--- DESCRIPTION OF THE TASK ---
Count every line that includes the string "التقريب" in the entries that follow. Nothing besides the number is needed.
◇ ◇ ◇ ◇ ◇ ◇ ◇
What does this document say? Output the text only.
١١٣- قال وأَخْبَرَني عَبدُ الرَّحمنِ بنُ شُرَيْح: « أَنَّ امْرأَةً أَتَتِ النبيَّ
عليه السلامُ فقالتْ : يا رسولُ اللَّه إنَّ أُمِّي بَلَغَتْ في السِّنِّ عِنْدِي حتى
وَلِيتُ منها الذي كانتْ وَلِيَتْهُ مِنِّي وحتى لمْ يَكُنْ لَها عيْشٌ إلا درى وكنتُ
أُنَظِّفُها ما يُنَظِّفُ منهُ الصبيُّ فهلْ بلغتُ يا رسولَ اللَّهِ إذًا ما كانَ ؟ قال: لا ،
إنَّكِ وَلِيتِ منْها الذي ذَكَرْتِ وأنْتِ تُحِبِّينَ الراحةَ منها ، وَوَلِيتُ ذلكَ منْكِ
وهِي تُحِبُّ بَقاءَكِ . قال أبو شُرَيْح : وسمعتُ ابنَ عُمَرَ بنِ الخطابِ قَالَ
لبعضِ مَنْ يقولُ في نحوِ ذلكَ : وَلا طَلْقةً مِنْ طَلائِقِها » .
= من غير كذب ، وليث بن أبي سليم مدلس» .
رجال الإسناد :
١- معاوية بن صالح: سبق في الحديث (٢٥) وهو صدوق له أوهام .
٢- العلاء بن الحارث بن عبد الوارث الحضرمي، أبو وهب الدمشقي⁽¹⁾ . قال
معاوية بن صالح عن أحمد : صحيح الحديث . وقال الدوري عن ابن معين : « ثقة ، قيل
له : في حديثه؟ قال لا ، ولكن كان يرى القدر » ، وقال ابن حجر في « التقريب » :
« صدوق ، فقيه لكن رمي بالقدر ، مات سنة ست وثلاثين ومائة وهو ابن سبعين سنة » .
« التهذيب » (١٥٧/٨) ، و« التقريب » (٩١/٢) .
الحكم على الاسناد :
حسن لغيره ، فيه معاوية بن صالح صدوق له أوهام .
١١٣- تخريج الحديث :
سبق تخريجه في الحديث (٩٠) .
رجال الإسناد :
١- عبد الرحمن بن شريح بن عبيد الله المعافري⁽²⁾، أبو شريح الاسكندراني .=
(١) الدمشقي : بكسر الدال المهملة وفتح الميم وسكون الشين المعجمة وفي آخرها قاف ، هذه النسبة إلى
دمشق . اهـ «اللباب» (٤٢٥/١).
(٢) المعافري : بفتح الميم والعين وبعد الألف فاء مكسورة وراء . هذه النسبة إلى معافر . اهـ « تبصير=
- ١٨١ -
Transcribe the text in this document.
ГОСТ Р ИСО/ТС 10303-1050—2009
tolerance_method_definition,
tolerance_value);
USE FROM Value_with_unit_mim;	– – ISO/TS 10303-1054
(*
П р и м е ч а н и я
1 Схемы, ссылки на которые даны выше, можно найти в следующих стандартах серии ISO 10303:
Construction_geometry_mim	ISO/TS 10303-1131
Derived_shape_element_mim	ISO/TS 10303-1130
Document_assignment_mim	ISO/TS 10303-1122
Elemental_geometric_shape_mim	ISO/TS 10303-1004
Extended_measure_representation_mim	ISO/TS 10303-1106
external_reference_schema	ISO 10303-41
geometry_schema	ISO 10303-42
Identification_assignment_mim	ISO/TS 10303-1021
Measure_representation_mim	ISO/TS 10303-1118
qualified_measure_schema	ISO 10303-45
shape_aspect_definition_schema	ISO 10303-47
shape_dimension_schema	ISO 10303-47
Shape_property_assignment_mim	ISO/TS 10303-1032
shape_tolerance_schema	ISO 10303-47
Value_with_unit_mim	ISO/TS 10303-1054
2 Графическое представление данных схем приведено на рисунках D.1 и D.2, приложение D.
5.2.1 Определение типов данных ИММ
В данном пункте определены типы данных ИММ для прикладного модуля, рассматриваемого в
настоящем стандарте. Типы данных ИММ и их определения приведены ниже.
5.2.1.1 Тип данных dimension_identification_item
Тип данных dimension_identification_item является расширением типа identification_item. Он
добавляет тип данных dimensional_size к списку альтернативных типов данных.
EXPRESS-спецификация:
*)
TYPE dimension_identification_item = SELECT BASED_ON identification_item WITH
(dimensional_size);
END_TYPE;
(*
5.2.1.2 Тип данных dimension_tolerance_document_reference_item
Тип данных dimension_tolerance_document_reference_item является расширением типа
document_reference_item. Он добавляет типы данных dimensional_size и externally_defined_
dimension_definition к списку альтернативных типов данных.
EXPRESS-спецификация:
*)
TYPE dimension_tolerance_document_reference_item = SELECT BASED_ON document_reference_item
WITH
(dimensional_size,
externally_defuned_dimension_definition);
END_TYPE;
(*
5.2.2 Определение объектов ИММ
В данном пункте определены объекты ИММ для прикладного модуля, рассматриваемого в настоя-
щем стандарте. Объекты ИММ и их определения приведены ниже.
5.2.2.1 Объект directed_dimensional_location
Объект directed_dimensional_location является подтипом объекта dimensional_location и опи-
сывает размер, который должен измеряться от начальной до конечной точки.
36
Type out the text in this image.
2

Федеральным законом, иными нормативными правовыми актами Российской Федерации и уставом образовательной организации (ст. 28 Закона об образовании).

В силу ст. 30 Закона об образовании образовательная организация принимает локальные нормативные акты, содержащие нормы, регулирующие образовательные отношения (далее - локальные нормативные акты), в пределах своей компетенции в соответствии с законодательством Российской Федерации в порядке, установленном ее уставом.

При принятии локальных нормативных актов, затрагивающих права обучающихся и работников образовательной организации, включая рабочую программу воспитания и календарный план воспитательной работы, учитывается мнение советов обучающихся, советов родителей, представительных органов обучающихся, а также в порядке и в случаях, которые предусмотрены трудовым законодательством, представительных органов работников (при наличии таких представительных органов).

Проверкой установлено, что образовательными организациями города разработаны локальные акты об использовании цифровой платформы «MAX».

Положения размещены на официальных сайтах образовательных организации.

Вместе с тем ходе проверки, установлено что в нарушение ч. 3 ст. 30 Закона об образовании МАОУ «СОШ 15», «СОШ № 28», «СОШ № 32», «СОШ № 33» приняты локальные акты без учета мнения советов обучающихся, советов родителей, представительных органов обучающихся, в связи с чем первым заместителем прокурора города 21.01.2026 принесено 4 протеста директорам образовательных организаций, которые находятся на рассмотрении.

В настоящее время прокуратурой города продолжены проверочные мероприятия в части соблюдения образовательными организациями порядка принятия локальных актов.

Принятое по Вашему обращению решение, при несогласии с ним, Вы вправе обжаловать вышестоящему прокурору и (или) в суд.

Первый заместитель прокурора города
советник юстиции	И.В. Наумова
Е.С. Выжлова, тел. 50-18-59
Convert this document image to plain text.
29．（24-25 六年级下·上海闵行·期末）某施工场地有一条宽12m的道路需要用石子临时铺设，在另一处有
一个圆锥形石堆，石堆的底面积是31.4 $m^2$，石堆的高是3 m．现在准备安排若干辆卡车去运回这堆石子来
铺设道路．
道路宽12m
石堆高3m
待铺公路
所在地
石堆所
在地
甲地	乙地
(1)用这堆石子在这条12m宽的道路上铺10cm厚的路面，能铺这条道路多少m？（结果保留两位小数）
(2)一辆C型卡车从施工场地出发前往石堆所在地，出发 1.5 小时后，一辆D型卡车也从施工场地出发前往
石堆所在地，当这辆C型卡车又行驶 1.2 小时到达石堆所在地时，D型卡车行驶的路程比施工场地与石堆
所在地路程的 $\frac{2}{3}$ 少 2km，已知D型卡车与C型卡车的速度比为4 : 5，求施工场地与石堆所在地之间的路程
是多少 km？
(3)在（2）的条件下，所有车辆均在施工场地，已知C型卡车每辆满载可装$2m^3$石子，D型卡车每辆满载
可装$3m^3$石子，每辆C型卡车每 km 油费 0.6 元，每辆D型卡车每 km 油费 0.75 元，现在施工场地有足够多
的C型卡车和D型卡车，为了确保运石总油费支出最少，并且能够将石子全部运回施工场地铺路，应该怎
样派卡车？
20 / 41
◇ ◇ ◇ ◇ ◇ ◇ ◇
--- WRITTEN RESPONSE ---
2